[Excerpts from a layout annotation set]
______________________________
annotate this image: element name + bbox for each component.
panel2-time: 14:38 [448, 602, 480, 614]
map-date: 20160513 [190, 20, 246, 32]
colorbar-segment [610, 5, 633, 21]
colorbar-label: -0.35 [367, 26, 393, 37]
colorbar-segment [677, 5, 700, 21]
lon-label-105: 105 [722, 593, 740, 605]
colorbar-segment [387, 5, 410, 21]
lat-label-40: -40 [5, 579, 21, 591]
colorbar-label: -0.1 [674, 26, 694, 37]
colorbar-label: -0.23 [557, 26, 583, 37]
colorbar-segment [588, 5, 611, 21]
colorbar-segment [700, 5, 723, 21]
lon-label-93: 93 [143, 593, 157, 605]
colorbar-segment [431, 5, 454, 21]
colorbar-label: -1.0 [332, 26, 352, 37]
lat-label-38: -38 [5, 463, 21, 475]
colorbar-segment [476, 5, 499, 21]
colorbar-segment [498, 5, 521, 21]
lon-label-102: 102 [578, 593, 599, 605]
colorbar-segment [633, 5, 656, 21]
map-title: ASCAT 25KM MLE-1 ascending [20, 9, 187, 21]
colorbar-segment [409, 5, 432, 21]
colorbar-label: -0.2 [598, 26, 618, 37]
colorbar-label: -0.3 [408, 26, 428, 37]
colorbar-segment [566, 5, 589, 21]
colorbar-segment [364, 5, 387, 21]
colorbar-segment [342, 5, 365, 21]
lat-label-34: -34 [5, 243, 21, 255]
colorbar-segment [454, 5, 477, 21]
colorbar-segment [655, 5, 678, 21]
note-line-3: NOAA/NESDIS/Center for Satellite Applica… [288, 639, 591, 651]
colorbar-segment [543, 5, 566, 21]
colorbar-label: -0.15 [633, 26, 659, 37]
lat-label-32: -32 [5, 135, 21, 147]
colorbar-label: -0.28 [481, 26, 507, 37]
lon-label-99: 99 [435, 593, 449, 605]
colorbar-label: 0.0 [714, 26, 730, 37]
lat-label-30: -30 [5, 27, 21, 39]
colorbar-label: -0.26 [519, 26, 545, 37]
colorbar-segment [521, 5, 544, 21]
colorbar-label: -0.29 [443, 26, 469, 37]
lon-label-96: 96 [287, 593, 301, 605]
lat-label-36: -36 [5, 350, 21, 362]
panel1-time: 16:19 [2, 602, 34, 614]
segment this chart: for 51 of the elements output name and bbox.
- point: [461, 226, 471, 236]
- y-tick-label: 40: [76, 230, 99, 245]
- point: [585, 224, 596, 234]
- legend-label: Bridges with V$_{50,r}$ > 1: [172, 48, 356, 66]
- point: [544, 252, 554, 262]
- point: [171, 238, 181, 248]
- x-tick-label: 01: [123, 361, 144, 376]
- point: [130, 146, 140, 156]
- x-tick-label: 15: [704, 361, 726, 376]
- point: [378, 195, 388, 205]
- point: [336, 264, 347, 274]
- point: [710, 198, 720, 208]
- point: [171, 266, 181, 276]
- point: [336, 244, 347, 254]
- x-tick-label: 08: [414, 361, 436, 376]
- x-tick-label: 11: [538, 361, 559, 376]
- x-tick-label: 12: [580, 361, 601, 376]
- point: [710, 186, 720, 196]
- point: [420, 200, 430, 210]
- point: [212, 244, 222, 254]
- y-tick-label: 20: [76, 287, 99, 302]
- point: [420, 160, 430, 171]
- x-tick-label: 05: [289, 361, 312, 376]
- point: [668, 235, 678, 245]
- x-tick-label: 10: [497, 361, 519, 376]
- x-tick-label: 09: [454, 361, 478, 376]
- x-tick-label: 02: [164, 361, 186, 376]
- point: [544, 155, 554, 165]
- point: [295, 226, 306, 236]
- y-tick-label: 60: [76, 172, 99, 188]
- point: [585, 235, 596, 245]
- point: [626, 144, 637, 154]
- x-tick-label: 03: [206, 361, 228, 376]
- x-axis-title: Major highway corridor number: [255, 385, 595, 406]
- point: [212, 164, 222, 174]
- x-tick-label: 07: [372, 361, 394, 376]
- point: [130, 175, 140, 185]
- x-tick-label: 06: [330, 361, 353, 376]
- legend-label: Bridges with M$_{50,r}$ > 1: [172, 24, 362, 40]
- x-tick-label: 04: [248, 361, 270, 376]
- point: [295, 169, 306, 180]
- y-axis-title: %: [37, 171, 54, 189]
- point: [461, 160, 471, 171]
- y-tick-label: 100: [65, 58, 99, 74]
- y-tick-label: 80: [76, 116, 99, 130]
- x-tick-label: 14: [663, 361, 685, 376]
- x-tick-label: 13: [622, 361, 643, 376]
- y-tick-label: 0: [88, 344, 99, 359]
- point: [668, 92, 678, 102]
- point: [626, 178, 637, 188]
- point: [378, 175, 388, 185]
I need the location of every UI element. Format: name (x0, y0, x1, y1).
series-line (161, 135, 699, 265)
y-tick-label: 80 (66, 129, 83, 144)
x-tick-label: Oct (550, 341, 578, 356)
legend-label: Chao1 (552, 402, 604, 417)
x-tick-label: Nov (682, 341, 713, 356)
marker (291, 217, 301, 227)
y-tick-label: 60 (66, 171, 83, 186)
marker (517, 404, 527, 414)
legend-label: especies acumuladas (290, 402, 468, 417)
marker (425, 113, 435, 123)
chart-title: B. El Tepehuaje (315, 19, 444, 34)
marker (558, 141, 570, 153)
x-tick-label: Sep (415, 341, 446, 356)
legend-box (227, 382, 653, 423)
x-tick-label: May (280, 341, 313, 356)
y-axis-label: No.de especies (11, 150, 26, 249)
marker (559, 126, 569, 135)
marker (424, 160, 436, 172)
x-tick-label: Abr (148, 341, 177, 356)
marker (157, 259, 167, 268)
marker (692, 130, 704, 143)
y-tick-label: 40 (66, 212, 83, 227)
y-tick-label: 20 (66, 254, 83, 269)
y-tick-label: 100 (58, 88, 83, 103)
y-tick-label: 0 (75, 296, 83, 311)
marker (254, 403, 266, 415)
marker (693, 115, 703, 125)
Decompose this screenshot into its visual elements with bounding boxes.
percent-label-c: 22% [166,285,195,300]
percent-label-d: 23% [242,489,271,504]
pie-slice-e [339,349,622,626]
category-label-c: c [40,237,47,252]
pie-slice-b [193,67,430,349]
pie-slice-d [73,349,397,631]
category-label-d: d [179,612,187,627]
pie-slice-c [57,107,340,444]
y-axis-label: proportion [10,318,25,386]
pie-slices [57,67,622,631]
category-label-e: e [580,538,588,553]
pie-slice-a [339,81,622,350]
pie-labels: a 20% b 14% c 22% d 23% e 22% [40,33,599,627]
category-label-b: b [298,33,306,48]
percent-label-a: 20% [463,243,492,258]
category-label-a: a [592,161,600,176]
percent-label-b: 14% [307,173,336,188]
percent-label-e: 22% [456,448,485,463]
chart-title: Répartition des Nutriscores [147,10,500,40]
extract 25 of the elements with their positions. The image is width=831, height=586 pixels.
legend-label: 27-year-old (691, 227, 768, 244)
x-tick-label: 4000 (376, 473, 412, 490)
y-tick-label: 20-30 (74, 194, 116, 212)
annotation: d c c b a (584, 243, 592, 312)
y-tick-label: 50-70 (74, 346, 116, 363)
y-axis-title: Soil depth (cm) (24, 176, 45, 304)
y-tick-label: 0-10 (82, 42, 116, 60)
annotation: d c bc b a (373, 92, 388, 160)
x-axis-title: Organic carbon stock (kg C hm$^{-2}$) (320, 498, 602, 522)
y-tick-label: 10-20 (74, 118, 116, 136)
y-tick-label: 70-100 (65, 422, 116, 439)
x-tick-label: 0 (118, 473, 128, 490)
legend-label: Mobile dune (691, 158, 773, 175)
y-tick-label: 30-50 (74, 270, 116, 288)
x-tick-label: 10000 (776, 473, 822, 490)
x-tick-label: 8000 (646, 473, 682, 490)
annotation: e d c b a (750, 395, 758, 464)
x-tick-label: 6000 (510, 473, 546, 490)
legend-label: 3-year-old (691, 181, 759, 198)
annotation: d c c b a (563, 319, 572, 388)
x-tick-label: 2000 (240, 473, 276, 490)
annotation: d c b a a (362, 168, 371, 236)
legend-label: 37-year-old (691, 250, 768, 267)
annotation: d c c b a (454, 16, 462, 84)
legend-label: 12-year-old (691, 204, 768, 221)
______________________________
REQUIRED WORK:
In the stretch from the start of the records through the line containing "lat-label-40: -40 [5, 579, 21, 591]", change "colorbar-segment" to "colorbar-block" and write out those lines again with nothing else altered.

RESPONSE TO THIS EXERCISE:
annotate this image: element name + bbox for each component.
panel2-time: 14:38 [448, 602, 480, 614]
map-date: 20160513 [190, 20, 246, 32]
colorbar-block [610, 5, 633, 21]
colorbar-label: -0.35 [367, 26, 393, 37]
colorbar-block [677, 5, 700, 21]
lon-label-105: 105 [722, 593, 740, 605]
colorbar-block [387, 5, 410, 21]
lat-label-40: -40 [5, 579, 21, 591]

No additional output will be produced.